> [Exercise requirements]: Using the listing below, please gather every line containing the word "Clock".

> [Record list]:
------

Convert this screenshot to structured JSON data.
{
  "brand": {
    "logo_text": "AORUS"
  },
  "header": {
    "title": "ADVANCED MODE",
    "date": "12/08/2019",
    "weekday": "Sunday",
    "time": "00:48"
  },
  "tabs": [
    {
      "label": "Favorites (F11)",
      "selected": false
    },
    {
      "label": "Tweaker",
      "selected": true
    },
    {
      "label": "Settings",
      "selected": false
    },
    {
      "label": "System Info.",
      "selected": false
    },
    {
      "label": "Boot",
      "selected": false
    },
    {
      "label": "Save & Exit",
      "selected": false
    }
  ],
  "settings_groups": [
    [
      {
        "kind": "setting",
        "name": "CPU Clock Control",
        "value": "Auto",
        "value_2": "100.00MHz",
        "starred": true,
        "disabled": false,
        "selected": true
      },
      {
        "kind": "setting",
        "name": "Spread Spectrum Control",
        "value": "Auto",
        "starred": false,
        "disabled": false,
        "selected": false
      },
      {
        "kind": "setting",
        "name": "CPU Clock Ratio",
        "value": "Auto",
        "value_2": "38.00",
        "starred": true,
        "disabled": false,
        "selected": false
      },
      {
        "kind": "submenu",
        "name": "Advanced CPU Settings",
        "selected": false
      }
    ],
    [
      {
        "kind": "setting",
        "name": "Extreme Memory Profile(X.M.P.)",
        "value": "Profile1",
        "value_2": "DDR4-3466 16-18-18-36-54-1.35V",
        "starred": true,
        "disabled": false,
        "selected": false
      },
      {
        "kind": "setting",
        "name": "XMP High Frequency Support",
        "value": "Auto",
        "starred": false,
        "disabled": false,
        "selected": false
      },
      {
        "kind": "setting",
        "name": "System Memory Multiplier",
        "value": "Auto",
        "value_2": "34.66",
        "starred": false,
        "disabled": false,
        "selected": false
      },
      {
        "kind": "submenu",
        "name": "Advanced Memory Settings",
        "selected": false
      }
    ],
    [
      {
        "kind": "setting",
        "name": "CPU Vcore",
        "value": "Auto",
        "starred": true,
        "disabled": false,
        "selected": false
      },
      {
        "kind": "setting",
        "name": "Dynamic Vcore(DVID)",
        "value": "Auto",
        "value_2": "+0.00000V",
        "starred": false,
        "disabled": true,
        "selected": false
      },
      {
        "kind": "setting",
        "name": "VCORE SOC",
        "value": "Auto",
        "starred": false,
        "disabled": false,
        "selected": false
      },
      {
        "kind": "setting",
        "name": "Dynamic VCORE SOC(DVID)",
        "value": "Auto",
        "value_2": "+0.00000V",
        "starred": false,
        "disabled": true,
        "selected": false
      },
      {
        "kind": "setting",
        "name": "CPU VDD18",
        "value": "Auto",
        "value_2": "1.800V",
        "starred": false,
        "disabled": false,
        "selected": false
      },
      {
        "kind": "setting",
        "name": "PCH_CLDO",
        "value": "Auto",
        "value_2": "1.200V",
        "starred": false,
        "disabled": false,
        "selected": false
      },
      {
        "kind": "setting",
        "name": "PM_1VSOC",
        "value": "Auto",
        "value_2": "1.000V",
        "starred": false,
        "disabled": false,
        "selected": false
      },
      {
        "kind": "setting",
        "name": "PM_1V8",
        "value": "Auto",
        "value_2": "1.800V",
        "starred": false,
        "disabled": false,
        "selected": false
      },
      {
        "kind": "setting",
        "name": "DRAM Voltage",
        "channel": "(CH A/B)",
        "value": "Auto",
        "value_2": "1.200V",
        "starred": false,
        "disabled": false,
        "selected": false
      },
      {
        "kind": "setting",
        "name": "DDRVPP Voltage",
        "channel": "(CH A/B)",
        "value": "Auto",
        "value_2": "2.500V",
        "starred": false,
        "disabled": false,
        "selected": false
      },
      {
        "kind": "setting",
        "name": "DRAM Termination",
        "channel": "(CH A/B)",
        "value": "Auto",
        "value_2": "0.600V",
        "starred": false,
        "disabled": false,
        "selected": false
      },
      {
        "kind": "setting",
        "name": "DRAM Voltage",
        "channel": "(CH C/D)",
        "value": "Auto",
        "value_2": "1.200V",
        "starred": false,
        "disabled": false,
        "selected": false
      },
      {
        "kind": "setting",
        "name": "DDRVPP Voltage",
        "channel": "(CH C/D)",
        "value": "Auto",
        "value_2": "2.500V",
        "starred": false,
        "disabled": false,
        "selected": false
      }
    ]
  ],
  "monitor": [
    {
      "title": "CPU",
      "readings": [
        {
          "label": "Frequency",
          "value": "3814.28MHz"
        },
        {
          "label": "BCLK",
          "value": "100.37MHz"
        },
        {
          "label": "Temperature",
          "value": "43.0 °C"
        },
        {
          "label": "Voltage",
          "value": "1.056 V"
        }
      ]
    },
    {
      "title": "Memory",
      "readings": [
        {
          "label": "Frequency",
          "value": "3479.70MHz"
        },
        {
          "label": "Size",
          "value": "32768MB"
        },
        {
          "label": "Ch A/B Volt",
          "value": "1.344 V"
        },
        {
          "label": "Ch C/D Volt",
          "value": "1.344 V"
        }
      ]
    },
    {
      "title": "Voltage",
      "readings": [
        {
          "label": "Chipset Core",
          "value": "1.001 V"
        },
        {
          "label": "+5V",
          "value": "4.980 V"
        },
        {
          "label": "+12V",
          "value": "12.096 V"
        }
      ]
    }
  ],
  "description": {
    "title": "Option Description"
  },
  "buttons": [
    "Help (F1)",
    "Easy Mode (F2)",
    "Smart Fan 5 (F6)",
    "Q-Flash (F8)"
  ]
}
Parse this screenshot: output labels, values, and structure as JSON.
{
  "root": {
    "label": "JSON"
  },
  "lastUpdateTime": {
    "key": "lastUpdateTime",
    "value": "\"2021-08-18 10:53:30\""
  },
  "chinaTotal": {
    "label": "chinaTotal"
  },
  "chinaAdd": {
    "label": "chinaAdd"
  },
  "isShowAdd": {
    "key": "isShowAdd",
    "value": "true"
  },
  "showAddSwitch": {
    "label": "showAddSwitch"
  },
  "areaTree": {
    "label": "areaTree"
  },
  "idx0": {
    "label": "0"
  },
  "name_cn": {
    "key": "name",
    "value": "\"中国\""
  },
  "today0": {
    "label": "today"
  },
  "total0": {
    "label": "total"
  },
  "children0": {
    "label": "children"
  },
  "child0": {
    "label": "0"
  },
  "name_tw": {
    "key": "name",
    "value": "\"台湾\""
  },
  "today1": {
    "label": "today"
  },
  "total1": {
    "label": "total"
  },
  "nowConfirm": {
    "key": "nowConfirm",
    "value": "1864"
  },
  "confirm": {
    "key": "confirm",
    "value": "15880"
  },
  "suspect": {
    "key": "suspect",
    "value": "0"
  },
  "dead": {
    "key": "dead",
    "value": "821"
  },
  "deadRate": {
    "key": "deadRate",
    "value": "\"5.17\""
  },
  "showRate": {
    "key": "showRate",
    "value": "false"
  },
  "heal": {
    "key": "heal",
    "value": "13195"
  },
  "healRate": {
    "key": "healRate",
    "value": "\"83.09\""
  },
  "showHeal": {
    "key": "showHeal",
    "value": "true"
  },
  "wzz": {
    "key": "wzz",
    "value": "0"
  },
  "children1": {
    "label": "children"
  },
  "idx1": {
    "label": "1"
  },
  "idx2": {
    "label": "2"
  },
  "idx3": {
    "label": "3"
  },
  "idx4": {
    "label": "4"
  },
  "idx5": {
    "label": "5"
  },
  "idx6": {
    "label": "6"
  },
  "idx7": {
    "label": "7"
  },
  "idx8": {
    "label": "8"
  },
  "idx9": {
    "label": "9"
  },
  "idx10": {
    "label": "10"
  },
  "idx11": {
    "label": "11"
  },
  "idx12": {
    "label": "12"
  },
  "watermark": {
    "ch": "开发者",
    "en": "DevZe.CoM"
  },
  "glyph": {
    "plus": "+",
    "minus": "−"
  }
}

------

> [Answer below]:
        "name": "CPU Clock Control",
        "name": "CPU Clock Ratio",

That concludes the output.